→ **Exercise aim**:
Copy out all of the material, matching it word for word.
## BEGIN
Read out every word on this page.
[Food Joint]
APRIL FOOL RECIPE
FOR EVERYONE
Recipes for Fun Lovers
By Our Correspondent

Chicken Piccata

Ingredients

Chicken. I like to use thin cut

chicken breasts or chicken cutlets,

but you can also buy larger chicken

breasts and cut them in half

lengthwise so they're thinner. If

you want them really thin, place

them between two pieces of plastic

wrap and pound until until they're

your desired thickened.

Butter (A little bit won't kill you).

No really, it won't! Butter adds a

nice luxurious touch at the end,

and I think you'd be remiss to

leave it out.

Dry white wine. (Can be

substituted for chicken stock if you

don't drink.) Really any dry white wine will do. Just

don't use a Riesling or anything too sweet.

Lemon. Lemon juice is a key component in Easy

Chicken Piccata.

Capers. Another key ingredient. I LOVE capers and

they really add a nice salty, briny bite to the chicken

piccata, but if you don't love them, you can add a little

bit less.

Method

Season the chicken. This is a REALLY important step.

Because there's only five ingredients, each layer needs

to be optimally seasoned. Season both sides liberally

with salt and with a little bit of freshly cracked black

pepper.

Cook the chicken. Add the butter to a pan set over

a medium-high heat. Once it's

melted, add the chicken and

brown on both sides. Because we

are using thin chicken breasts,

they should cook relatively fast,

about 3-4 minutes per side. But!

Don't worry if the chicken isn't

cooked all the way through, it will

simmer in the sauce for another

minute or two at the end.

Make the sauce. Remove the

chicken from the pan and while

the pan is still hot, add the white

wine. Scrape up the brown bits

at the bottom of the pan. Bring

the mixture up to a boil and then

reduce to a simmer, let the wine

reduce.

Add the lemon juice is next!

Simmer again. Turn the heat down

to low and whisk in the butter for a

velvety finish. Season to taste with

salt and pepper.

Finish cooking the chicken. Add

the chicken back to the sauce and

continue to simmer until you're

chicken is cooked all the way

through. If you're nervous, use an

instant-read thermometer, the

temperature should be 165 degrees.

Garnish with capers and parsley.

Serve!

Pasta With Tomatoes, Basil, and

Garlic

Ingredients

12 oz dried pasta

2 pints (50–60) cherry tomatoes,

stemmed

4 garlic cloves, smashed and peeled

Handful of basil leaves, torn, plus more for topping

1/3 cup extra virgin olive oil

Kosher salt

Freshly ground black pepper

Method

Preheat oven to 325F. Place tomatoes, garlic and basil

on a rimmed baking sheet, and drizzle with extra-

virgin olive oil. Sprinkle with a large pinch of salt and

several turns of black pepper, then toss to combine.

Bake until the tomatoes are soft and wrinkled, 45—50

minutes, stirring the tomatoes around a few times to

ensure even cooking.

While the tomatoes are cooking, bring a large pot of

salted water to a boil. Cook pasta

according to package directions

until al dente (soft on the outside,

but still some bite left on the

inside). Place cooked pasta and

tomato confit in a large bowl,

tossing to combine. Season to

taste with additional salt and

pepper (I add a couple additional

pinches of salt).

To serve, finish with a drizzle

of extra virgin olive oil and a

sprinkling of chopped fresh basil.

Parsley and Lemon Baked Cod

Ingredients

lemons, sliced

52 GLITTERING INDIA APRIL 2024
## END
→ **Completed exercise**:
Read out every word on this page.
[Food Joint]
APRIL FOOL RECIPE
FOR EVERYONE
Recipes for Fun Lovers
By Our Correspondent

Chicken Piccata

Ingredients

Chicken. I like to use thin cut

chicken breasts or chicken cutlets,

but you can also buy larger chicken

breasts and cut them in half

lengthwise so they're thinner. If

you want them really thin, place

them between two pieces of plastic

wrap and pound until until they're

your desired thickened.

Butter (A little bit won't kill you).

No really, it won't! Butter adds a

nice luxurious touch at the end,

and I think you'd be remiss to

leave it out.

Dry white wine. (Can be

substituted for chicken stock if you

don't drink.) Really any dry white wine will do. Just

don't use a Riesling or anything too sweet.

Lemon. Lemon juice is a key component in Easy

Chicken Piccata.

Capers. Another key ingredient. I LOVE capers and

they really add a nice salty, briny bite to the chicken

piccata, but if you don't love them, you can add a little

bit less.

Method

Season the chicken. This is a REALLY important step.

Because there's only five ingredients, each layer needs

to be optimally seasoned. Season both sides liberally

with salt and with a little bit of freshly cracked black

pepper.

Cook the chicken. Add the butter to a pan set over

a medium-high heat. Once it's

melted, add the chicken and

brown on both sides. Because we

are using thin chicken breasts,

they should cook relatively fast,

about 3-4 minutes per side. But!

Don't worry if the chicken isn't

cooked all the way through, it will

simmer in the sauce for another

minute or two at the end.

Make the sauce. Remove the

chicken from the pan and while

the pan is still hot, add the white

wine. Scrape up the brown bits

at the bottom of the pan. Bring

the mixture up to a boil and then

reduce to a simmer, let the wine

reduce.

Add the lemon juice is next!

Simmer again. Turn the heat down

to low and whisk in the butter for a

velvety finish. Season to taste with

salt and pepper.

Finish cooking the chicken. Add

the chicken back to the sauce and

continue to simmer until you're

chicken is cooked all the way

through. If you're nervous, use an

instant-read thermometer, the

temperature should be 165 degrees.

Garnish with capers and parsley.

Serve!

Pasta With Tomatoes, Basil, and

Garlic

Ingredients

12 oz dried pasta

2 pints (50–60) cherry tomatoes,

stemmed

4 garlic cloves, smashed and peeled

Handful of basil leaves, torn, plus more for topping

1/3 cup extra virgin olive oil

Kosher salt

Freshly ground black pepper

Method

Preheat oven to 325F. Place tomatoes, garlic and basil

on a rimmed baking sheet, and drizzle with extra-

virgin olive oil. Sprinkle with a large pinch of salt and

several turns of black pepper, then toss to combine.

Bake until the tomatoes are soft and wrinkled, 45—50

minutes, stirring the tomatoes around a few times to

ensure even cooking.

While the tomatoes are cooking, bring a large pot of

salted water to a boil. Cook pasta

according to package directions

until al dente (soft on the outside,

but still some bite left on the

inside). Place cooked pasta and

tomato confit in a large bowl,

tossing to combine. Season to

taste with additional salt and

pepper (I add a couple additional

pinches of salt).

To serve, finish with a drizzle

of extra virgin olive oil and a

sprinkling of chopped fresh basil.

Parsley and Lemon Baked Cod

Ingredients

lemons, sliced

52 GLITTERING INDIA APRIL 2024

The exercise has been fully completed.